━━━━━ Supplied data ━━━━━

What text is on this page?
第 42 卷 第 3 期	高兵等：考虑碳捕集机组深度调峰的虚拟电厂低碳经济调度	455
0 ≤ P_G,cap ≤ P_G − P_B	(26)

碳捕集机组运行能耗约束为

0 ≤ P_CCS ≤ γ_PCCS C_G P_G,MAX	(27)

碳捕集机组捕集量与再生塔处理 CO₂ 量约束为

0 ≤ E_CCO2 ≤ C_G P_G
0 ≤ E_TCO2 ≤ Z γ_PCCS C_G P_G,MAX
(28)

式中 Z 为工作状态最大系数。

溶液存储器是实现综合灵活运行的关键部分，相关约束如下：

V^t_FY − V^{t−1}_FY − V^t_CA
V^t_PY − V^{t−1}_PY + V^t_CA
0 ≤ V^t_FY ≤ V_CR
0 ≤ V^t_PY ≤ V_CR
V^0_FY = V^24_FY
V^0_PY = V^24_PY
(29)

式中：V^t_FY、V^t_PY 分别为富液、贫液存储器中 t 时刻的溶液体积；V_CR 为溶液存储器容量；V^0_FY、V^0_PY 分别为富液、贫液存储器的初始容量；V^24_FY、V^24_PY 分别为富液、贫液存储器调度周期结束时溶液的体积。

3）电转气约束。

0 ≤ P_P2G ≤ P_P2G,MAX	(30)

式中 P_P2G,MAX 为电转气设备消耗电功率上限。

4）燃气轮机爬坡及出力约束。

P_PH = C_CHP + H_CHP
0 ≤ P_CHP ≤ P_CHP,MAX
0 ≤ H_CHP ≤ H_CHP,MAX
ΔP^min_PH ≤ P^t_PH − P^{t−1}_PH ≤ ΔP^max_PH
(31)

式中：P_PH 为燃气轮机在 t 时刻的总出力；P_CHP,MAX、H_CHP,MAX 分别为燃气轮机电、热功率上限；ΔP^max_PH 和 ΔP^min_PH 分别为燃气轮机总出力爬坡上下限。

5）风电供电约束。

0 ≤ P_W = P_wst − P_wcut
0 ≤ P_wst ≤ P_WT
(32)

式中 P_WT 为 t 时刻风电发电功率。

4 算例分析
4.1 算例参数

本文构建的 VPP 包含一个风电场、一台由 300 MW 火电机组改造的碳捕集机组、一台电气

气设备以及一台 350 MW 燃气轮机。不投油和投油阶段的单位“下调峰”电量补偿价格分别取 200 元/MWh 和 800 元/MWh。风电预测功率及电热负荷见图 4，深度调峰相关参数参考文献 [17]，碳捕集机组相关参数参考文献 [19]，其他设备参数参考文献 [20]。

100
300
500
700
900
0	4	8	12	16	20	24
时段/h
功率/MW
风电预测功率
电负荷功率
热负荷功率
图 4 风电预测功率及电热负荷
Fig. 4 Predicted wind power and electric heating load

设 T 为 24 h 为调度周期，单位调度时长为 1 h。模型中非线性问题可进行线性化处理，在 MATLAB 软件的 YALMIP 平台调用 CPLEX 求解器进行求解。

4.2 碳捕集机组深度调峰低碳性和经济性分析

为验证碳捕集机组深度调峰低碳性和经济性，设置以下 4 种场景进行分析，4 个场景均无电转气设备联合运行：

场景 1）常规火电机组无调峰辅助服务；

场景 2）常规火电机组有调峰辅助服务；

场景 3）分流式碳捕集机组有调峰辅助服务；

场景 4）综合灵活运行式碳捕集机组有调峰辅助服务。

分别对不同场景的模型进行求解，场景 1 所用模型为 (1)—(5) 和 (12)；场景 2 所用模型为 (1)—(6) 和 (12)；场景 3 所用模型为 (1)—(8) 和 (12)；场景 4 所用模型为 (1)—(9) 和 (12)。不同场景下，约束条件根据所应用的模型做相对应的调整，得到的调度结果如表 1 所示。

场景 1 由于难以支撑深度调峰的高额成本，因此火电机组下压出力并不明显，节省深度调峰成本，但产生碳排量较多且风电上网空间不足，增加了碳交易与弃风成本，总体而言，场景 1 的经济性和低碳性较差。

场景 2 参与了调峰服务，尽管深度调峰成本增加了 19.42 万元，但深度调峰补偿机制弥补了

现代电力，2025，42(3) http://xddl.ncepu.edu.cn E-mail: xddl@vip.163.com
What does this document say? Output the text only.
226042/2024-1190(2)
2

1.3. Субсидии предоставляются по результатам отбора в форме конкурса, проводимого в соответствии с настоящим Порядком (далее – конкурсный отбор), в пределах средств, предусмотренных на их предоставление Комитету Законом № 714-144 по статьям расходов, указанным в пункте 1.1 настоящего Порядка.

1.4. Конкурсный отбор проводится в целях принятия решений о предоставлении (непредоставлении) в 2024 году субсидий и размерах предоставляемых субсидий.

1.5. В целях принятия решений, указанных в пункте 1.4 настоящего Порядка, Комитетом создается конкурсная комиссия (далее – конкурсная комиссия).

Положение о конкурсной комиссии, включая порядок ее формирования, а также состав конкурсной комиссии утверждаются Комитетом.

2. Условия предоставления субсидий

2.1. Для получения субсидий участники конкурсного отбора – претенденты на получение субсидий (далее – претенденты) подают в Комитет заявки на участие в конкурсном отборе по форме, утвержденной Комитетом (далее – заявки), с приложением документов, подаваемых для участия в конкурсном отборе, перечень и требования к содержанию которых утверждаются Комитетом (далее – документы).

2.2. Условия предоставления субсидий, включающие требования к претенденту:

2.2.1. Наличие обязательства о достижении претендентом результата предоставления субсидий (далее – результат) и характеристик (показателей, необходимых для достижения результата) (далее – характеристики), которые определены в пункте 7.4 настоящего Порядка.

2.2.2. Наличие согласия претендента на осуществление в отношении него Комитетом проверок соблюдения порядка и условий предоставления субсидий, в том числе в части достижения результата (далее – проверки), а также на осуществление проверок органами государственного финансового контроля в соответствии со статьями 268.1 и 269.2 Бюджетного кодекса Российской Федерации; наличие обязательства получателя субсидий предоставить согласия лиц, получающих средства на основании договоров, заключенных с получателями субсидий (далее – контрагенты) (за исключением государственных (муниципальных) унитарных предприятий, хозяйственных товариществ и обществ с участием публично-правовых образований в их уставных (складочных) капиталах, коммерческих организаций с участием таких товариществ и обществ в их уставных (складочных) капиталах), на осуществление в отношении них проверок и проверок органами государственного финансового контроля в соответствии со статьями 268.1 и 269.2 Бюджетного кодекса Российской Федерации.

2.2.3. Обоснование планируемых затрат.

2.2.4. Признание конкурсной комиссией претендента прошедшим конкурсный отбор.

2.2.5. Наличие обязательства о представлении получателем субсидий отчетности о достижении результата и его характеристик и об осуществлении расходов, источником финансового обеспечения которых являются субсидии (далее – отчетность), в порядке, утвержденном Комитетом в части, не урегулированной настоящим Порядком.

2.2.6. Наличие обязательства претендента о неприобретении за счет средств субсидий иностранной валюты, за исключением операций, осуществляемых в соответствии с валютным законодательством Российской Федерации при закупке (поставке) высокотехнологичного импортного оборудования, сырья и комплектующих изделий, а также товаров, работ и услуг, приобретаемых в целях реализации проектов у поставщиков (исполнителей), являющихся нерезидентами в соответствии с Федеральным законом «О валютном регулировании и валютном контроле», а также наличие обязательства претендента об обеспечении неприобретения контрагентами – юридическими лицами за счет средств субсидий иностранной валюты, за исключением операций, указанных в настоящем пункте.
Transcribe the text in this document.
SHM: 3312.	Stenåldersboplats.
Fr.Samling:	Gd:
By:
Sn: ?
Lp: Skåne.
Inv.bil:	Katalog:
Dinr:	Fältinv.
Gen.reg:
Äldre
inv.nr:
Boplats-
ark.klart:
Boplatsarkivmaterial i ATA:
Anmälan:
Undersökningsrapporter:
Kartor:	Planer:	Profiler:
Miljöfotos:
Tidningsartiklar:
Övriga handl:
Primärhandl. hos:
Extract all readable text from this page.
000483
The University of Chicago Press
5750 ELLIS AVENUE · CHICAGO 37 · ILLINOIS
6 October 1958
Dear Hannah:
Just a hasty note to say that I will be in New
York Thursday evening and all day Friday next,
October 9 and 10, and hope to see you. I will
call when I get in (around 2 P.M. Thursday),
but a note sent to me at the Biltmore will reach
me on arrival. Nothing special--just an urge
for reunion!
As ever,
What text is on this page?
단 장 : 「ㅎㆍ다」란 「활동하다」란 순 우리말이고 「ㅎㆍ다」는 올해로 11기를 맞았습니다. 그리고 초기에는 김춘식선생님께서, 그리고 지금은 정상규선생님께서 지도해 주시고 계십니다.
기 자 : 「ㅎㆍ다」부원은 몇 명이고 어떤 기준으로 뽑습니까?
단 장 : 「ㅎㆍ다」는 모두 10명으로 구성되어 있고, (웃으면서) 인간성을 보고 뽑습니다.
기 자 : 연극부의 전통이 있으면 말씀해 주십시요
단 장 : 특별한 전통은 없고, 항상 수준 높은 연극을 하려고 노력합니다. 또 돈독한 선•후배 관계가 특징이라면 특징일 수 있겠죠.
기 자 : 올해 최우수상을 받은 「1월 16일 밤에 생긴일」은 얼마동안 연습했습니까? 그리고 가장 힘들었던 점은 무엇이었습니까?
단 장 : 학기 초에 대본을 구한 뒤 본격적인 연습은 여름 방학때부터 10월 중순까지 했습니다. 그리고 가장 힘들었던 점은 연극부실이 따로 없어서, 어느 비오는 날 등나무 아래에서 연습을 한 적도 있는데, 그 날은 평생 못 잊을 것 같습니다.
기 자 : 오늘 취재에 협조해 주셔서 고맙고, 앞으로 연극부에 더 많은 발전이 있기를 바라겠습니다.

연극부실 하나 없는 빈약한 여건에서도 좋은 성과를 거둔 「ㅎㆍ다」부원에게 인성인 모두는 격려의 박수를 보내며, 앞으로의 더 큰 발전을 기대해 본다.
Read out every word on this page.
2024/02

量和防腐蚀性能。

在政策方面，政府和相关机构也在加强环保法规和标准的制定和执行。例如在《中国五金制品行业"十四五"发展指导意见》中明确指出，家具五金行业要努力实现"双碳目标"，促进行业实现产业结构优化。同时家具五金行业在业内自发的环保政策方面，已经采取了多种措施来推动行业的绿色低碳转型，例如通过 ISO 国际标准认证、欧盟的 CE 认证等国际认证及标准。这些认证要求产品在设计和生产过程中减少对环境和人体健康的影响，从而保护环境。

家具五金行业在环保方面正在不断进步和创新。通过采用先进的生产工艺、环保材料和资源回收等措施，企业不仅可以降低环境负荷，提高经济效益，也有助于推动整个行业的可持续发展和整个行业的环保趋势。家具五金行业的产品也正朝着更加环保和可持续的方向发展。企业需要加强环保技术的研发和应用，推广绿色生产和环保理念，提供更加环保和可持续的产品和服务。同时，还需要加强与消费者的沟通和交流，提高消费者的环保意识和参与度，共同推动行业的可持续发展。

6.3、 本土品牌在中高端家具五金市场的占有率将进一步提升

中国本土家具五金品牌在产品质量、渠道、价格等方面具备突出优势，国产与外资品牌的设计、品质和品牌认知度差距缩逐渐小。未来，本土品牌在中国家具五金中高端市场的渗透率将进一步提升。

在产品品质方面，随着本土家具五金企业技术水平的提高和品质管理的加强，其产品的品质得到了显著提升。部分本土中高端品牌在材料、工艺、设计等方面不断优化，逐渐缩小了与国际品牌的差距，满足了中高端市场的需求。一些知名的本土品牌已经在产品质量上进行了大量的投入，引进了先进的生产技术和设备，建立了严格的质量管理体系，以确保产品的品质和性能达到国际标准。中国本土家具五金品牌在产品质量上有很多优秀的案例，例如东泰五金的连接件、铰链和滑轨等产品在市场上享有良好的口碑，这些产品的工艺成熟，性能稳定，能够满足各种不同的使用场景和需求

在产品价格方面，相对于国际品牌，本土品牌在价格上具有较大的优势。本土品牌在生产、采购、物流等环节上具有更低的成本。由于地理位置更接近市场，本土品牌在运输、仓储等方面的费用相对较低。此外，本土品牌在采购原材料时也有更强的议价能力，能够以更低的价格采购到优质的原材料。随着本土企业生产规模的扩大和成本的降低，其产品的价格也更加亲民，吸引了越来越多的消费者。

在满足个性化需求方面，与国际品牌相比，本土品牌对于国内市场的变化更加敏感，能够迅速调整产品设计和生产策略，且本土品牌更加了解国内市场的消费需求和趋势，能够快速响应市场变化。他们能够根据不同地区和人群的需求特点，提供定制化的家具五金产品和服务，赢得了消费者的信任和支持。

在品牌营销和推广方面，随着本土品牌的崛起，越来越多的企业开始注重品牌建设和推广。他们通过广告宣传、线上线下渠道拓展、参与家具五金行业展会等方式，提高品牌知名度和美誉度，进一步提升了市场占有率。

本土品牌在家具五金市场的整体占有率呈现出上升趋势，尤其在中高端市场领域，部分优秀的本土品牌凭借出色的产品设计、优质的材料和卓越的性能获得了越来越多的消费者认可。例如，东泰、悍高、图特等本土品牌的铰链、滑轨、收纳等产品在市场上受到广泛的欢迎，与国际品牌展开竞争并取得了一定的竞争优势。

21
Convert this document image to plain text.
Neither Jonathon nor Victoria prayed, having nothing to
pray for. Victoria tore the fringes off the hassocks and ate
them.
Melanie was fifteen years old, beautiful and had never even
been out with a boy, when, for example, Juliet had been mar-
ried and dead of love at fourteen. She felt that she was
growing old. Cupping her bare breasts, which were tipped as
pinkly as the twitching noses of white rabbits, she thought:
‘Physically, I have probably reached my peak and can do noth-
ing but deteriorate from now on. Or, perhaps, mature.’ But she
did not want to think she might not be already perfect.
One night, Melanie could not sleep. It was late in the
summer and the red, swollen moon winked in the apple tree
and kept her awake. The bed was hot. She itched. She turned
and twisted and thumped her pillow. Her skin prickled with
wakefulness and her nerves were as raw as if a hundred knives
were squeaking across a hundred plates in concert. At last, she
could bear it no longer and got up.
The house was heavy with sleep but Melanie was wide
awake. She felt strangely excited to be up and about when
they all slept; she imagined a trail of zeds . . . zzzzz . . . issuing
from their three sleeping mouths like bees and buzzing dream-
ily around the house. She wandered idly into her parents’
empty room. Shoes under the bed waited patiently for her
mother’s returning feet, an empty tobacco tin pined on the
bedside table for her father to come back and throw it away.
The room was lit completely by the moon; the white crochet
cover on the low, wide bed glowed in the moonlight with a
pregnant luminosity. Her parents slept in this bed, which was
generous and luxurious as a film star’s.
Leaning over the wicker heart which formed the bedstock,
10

━━━━━

Task objective: Copy out every line of the data that includes the word "will".

Solution for this exercise:
Just a hasty note to say that I will be in New
October 9 and 10, and hope to see you. I will
but a note sent to me at the Biltmore will reach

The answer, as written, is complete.